> [Your instructions] Go through the entries below and collect each line with the string "months" in it.

> [Entries supplied]
== == ==
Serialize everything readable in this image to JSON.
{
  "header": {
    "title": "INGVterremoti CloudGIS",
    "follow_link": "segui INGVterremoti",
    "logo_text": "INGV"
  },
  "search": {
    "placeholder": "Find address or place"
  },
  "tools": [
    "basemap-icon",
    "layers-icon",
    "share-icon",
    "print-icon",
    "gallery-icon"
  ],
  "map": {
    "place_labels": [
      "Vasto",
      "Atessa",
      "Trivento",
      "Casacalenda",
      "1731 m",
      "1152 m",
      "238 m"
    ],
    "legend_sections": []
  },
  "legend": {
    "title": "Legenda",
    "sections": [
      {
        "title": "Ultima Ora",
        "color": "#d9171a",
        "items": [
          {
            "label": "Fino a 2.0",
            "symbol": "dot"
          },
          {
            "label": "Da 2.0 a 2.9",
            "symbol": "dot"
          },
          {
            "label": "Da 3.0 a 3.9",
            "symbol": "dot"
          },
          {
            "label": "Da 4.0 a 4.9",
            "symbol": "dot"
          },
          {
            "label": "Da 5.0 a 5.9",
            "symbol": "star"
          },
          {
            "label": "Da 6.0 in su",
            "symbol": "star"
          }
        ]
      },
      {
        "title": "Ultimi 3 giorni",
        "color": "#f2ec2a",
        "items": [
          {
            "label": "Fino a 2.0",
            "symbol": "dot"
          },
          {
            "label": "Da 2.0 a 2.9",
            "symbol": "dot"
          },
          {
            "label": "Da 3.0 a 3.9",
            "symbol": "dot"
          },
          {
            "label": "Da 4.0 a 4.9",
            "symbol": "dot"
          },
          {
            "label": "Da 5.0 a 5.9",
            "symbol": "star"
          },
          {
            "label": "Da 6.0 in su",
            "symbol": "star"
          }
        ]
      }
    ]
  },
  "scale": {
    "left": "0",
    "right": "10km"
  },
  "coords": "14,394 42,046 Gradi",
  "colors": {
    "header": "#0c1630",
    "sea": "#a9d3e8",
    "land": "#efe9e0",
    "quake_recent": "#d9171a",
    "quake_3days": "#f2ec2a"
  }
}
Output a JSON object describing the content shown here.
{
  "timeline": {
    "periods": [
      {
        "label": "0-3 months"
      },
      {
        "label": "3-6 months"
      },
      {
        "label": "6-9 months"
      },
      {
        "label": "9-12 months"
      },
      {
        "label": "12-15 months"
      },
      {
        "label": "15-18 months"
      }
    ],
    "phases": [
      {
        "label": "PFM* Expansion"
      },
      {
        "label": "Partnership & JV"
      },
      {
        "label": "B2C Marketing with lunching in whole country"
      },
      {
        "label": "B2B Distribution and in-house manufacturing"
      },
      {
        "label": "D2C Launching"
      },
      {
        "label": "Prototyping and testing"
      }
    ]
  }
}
== == ==
> [Full solution]
        "label": "0-3 months"
        "label": "3-6 months"
        "label": "6-9 months"
        "label": "9-12 months"
        "label": "12-15 months"
        "label": "15-18 months"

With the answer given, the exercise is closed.